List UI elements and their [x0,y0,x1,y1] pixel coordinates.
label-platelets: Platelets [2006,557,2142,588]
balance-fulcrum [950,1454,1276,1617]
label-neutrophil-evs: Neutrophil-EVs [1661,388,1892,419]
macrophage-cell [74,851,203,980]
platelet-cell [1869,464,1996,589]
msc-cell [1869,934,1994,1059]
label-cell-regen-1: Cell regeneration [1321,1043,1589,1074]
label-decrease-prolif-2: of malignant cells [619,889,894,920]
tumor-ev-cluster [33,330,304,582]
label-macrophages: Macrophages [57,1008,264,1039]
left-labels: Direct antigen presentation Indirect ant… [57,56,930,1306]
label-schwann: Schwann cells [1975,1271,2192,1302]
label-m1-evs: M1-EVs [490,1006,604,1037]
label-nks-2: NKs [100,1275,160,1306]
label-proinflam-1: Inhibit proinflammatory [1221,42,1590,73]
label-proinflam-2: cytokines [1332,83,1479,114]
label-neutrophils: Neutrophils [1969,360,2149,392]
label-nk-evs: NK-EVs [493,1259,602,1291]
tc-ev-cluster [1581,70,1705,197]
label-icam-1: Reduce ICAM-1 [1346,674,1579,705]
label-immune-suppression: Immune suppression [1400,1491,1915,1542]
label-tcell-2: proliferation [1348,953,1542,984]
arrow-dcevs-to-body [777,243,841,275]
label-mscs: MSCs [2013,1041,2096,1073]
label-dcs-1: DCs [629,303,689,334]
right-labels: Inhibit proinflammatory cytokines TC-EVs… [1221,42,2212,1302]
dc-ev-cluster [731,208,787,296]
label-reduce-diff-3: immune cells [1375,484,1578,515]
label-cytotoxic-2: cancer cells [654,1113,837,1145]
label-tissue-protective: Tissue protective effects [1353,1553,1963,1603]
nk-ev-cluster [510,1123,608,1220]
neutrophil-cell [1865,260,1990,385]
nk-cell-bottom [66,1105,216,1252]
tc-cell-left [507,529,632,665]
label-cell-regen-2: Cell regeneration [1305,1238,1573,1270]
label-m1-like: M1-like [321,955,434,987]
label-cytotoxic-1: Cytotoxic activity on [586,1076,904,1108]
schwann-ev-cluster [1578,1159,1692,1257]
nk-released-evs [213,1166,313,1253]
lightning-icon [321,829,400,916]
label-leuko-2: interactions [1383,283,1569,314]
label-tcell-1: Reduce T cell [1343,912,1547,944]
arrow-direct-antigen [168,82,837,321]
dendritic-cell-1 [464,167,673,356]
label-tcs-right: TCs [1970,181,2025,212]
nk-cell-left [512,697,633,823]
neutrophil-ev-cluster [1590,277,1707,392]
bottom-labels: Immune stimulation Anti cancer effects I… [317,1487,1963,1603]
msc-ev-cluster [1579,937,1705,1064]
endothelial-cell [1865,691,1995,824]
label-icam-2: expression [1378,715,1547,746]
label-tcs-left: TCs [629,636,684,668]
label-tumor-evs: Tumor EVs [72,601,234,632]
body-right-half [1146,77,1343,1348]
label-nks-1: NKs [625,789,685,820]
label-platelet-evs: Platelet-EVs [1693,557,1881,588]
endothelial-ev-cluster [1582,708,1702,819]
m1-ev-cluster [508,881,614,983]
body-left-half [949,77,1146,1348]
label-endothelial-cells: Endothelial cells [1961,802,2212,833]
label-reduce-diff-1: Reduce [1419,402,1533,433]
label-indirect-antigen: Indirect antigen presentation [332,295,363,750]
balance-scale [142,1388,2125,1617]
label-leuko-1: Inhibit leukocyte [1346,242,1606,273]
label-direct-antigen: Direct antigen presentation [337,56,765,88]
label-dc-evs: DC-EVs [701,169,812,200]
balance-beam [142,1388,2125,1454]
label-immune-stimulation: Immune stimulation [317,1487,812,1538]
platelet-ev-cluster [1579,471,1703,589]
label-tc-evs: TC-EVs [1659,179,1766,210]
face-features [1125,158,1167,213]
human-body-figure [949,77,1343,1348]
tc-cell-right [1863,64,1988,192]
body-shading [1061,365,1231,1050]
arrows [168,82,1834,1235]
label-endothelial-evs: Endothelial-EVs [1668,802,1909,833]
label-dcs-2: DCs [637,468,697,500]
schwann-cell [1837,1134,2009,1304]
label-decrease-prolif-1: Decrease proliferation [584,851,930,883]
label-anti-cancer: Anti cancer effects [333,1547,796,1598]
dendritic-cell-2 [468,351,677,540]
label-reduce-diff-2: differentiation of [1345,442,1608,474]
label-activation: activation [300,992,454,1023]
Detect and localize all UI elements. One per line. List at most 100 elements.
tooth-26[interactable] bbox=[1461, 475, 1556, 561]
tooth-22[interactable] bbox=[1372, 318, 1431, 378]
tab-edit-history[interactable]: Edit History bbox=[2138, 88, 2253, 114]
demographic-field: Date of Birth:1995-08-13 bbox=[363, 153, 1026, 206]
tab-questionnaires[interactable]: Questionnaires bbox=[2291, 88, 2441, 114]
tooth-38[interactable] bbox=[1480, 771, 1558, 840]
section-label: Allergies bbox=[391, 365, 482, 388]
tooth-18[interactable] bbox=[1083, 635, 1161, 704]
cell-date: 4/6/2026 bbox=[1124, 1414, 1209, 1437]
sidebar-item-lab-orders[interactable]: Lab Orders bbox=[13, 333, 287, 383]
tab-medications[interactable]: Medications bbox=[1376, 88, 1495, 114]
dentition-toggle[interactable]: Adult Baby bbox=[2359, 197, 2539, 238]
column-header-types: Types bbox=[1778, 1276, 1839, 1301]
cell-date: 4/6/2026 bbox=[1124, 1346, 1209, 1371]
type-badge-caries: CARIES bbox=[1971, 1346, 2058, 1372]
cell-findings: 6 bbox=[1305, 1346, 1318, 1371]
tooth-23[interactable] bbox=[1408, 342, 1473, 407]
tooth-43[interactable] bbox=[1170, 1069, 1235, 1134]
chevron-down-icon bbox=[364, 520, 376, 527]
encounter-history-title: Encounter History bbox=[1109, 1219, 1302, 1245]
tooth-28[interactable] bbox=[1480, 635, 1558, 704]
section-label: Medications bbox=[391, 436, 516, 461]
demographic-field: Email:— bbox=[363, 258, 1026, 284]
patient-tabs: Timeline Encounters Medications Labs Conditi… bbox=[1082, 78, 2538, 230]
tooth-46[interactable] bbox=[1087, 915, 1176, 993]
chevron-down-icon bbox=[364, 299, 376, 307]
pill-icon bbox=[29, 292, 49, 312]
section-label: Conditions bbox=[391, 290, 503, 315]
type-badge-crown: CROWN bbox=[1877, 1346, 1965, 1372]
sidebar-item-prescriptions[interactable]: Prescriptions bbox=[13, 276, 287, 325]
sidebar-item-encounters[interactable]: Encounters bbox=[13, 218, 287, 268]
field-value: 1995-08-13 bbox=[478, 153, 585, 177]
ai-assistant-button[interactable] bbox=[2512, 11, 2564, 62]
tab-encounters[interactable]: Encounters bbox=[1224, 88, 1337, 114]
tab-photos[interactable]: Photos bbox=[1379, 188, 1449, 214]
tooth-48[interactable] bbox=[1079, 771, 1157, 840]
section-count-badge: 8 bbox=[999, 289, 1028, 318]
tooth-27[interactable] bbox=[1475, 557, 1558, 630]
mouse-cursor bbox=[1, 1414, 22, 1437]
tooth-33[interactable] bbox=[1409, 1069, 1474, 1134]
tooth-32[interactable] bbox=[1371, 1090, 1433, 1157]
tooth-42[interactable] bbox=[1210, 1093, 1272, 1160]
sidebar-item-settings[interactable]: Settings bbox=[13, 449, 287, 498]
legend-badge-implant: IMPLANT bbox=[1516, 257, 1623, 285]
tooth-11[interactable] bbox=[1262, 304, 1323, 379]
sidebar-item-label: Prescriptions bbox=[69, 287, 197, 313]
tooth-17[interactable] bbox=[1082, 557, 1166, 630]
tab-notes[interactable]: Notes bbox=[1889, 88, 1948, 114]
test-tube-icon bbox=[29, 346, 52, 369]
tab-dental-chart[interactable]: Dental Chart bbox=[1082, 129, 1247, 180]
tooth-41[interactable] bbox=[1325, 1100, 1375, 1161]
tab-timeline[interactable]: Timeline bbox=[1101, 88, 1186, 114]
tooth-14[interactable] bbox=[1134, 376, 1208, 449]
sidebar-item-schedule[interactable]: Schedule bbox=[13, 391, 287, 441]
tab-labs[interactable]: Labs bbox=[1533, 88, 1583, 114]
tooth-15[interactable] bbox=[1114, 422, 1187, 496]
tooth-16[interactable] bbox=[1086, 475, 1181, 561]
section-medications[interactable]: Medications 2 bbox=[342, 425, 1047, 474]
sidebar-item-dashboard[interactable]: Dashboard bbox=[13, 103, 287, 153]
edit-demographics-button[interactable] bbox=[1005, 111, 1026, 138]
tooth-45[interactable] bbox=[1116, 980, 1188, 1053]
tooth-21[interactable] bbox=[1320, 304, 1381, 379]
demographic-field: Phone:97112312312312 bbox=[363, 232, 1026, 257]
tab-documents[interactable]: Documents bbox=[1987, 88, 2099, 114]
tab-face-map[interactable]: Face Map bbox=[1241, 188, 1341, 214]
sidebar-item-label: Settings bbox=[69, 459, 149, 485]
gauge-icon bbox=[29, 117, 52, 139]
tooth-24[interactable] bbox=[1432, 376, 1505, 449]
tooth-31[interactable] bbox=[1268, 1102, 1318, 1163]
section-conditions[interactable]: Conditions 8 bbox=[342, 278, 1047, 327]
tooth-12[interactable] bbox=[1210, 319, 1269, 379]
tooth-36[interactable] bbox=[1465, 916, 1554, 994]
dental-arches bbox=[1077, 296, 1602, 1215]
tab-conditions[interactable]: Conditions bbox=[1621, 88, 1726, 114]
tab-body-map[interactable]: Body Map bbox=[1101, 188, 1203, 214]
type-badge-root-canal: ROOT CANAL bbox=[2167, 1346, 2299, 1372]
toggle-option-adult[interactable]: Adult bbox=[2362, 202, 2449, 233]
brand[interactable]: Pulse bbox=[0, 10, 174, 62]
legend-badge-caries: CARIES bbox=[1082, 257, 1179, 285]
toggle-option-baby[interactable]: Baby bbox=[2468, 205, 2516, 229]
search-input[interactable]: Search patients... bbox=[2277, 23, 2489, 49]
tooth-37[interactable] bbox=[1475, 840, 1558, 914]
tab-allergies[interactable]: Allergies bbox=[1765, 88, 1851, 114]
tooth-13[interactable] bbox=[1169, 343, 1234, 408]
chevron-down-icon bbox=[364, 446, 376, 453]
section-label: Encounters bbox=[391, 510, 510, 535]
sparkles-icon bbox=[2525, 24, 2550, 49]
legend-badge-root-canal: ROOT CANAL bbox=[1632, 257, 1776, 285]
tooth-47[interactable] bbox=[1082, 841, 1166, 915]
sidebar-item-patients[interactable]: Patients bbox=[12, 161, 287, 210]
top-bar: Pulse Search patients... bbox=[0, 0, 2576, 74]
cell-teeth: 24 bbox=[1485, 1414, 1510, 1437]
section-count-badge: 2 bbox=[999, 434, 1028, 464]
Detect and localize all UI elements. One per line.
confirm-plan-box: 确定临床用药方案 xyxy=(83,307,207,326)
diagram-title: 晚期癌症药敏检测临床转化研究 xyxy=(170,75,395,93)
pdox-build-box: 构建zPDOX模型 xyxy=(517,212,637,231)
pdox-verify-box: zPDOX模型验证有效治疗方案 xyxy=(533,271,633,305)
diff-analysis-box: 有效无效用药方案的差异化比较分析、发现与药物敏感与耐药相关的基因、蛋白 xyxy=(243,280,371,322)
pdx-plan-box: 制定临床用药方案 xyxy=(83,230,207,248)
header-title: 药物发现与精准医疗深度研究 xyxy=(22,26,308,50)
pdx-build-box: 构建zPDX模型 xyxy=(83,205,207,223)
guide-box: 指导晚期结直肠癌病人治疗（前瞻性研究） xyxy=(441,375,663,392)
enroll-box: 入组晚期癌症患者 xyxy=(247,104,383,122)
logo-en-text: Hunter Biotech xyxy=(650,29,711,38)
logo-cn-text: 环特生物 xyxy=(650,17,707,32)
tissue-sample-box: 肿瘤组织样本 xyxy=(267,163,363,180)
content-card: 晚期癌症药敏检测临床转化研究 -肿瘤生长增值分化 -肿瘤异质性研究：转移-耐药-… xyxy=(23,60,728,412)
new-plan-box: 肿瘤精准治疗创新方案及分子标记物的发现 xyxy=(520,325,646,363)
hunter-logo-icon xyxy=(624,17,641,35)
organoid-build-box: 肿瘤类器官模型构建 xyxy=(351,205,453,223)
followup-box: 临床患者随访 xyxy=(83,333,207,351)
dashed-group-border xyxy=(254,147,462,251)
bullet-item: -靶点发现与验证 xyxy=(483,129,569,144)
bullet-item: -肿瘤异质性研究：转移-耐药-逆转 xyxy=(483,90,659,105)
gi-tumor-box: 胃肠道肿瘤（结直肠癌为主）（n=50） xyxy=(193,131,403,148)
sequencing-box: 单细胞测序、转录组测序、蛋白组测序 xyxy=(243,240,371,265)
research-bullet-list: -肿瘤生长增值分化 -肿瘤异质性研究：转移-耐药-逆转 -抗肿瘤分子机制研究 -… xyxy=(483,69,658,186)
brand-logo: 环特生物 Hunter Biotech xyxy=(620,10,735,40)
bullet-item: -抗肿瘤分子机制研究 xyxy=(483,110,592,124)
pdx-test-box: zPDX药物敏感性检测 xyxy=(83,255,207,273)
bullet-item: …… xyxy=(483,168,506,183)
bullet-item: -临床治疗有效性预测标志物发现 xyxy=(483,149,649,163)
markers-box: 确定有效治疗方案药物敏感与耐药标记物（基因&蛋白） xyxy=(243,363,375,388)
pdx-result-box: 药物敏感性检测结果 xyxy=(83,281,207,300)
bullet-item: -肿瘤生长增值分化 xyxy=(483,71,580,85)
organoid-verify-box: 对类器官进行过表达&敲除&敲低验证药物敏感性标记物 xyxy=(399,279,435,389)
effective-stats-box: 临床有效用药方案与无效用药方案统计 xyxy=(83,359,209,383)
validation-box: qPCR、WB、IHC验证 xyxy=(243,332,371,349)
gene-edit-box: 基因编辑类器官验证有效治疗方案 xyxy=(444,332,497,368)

◇ ◇ ◇

## [Exercise]
Copy all lines of the records in which the string "Timeline" can be found.

## [Solution to this problem]
patient-tabs: Timeline Encounters Medications Labs Conditi… bbox=[1082, 78, 2538, 230]
tab-timeline[interactable]: Timeline bbox=[1101, 88, 1186, 114]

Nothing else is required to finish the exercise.